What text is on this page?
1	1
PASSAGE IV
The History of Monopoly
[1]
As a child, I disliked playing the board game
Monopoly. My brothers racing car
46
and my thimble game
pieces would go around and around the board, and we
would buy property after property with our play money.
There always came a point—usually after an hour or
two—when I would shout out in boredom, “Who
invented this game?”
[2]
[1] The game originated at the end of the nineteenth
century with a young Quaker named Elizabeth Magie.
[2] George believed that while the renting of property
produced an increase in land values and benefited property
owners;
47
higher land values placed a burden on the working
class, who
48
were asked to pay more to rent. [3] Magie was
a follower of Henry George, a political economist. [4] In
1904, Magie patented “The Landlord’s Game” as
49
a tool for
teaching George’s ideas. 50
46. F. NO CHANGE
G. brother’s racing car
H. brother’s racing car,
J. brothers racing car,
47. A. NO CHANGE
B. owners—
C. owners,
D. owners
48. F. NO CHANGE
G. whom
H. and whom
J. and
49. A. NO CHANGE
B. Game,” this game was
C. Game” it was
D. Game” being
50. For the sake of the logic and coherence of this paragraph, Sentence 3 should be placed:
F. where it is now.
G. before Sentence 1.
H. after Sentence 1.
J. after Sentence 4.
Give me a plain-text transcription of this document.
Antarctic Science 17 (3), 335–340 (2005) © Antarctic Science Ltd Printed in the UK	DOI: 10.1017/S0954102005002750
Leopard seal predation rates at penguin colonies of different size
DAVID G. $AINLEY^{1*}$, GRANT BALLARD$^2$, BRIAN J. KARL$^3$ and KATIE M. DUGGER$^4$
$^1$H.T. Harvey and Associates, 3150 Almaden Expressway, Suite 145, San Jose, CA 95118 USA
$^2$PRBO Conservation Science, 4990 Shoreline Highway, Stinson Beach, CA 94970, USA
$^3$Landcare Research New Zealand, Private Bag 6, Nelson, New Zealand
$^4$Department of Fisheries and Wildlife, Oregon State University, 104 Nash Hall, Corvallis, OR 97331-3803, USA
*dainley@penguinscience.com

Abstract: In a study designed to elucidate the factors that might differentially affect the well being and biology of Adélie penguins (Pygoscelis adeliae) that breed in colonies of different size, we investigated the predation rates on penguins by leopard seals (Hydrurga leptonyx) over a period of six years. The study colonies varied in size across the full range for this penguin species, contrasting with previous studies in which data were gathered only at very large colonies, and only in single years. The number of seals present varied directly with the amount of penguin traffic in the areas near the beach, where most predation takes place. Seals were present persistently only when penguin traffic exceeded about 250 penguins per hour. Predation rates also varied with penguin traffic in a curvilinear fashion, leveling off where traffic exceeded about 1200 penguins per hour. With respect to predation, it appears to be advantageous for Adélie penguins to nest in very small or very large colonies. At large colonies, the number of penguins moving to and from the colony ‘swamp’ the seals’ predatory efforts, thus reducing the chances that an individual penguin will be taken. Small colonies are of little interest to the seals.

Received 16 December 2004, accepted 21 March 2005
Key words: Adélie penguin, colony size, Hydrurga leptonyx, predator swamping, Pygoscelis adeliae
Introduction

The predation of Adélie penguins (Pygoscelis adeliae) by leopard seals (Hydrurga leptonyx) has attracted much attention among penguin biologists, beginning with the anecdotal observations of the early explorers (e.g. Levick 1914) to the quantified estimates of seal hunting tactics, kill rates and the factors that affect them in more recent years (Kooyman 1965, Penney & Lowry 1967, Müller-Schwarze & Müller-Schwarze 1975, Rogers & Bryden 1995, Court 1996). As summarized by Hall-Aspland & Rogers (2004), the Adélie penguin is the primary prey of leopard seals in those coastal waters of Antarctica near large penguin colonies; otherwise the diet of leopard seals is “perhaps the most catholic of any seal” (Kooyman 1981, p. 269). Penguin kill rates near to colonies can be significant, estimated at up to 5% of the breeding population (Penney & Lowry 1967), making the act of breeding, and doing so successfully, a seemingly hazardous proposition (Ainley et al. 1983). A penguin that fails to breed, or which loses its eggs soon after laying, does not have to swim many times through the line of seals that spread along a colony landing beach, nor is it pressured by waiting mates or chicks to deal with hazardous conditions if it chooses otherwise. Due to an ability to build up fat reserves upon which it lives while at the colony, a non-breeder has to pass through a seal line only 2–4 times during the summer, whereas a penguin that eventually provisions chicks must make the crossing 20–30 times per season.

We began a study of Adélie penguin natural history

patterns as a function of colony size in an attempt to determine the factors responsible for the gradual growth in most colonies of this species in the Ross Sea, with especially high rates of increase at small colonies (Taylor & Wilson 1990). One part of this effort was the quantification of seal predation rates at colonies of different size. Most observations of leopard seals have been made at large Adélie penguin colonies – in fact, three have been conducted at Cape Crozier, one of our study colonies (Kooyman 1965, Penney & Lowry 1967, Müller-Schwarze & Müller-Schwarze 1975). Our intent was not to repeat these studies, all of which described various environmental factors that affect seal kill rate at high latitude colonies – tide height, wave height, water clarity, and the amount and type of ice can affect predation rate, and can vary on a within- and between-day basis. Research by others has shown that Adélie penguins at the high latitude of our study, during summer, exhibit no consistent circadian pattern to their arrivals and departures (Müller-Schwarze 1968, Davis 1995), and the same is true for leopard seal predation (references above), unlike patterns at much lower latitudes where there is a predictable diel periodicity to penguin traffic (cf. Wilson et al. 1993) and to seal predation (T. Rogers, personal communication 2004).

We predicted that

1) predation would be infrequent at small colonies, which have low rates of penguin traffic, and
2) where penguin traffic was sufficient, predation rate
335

++++

- _Task_
Without leaving anything out, give the entries again exactly.

- _Correct response_
What text is on this page?
1	1
PASSAGE IV
The History of Monopoly
[1]
As a child, I disliked playing the board game
Monopoly. My brothers racing car
46
and my thimble game
pieces would go around and around the board, and we
would buy property after property with our play money.
There always came a point—usually after an hour or
two—when I would shout out in boredom, “Who
invented this game?”
[2]
[1] The game originated at the end of the nineteenth
century with a young Quaker named Elizabeth Magie.
[2] George believed that while the renting of property
produced an increase in land values and benefited property
owners;
47
higher land values placed a burden on the working
class, who
48
were asked to pay more to rent. [3] Magie was
a follower of Henry George, a political economist. [4] In
1904, Magie patented “The Landlord’s Game” as
49
a tool for
teaching George’s ideas. 50
46. F. NO CHANGE
G. brother’s racing car
H. brother’s racing car,
J. brothers racing car,
47. A. NO CHANGE
B. owners—
C. owners,
D. owners
48. F. NO CHANGE
G. whom
H. and whom
J. and
49. A. NO CHANGE
B. Game,” this game was
C. Game” it was
D. Game” being
50. For the sake of the logic and coherence of this paragraph, Sentence 3 should be placed:
F. where it is now.
G. before Sentence 1.
H. after Sentence 1.
J. after Sentence 4.
Give me a plain-text transcription of this document.
Antarctic Science 17 (3), 335–340 (2005) © Antarctic Science Ltd Printed in the UK	DOI: 10.1017/S0954102005002750
Leopard seal predation rates at penguin colonies of different size
DAVID G. $AINLEY^{1*}$, GRANT BALLARD$^2$, BRIAN J. KARL$^3$ and KATIE M. DUGGER$^4$
$^1$H.T. Harvey and Associates, 3150 Almaden Expressway, Suite 145, San Jose, CA 95118 USA
$^2$PRBO Conservation Science, 4990 Shoreline Highway, Stinson Beach, CA 94970, USA
$^3$Landcare Research New Zealand, Private Bag 6, Nelson, New Zealand
$^4$Department of Fisheries and Wildlife, Oregon State University, 104 Nash Hall, Corvallis, OR 97331-3803, USA
*dainley@penguinscience.com

Abstract: In a study designed to elucidate the factors that might differentially affect the well being and biology of Adélie penguins (Pygoscelis adeliae) that breed in colonies of different size, we investigated the predation rates on penguins by leopard seals (Hydrurga leptonyx) over a period of six years. The study colonies varied in size across the full range for this penguin species, contrasting with previous studies in which data were gathered only at very large colonies, and only in single years. The number of seals present varied directly with the amount of penguin traffic in the areas near the beach, where most predation takes place. Seals were present persistently only when penguin traffic exceeded about 250 penguins per hour. Predation rates also varied with penguin traffic in a curvilinear fashion, leveling off where traffic exceeded about 1200 penguins per hour. With respect to predation, it appears to be advantageous for Adélie penguins to nest in very small or very large colonies. At large colonies, the number of penguins moving to and from the colony ‘swamp’ the seals’ predatory efforts, thus reducing the chances that an individual penguin will be taken. Small colonies are of little interest to the seals.

Received 16 December 2004, accepted 21 March 2005
Key words: Adélie penguin, colony size, Hydrurga leptonyx, predator swamping, Pygoscelis adeliae
Introduction

The predation of Adélie penguins (Pygoscelis adeliae) by leopard seals (Hydrurga leptonyx) has attracted much attention among penguin biologists, beginning with the anecdotal observations of the early explorers (e.g. Levick 1914) to the quantified estimates of seal hunting tactics, kill rates and the factors that affect them in more recent years (Kooyman 1965, Penney & Lowry 1967, Müller-Schwarze & Müller-Schwarze 1975, Rogers & Bryden 1995, Court 1996). As summarized by Hall-Aspland & Rogers (2004), the Adélie penguin is the primary prey of leopard seals in those coastal waters of Antarctica near large penguin colonies; otherwise the diet of leopard seals is “perhaps the most catholic of any seal” (Kooyman 1981, p. 269). Penguin kill rates near to colonies can be significant, estimated at up to 5% of the breeding population (Penney & Lowry 1967), making the act of breeding, and doing so successfully, a seemingly hazardous proposition (Ainley et al. 1983). A penguin that fails to breed, or which loses its eggs soon after laying, does not have to swim many times through the line of seals that spread along a colony landing beach, nor is it pressured by waiting mates or chicks to deal with hazardous conditions if it chooses otherwise. Due to an ability to build up fat reserves upon which it lives while at the colony, a non-breeder has to pass through a seal line only 2–4 times during the summer, whereas a penguin that eventually provisions chicks must make the crossing 20–30 times per season.

We began a study of Adélie penguin natural history

patterns as a function of colony size in an attempt to determine the factors responsible for the gradual growth in most colonies of this species in the Ross Sea, with especially high rates of increase at small colonies (Taylor & Wilson 1990). One part of this effort was the quantification of seal predation rates at colonies of different size. Most observations of leopard seals have been made at large Adélie penguin colonies – in fact, three have been conducted at Cape Crozier, one of our study colonies (Kooyman 1965, Penney & Lowry 1967, Müller-Schwarze & Müller-Schwarze 1975). Our intent was not to repeat these studies, all of which described various environmental factors that affect seal kill rate at high latitude colonies – tide height, wave height, water clarity, and the amount and type of ice can affect predation rate, and can vary on a within- and between-day basis. Research by others has shown that Adélie penguins at the high latitude of our study, during summer, exhibit no consistent circadian pattern to their arrivals and departures (Müller-Schwarze 1968, Davis 1995), and the same is true for leopard seal predation (references above), unlike patterns at much lower latitudes where there is a predictable diel periodicity to penguin traffic (cf. Wilson et al. 1993) and to seal predation (T. Rogers, personal communication 2004).

We predicted that

1) predation would be infrequent at small colonies, which have low rates of penguin traffic, and
2) where penguin traffic was sufficient, predation rate
335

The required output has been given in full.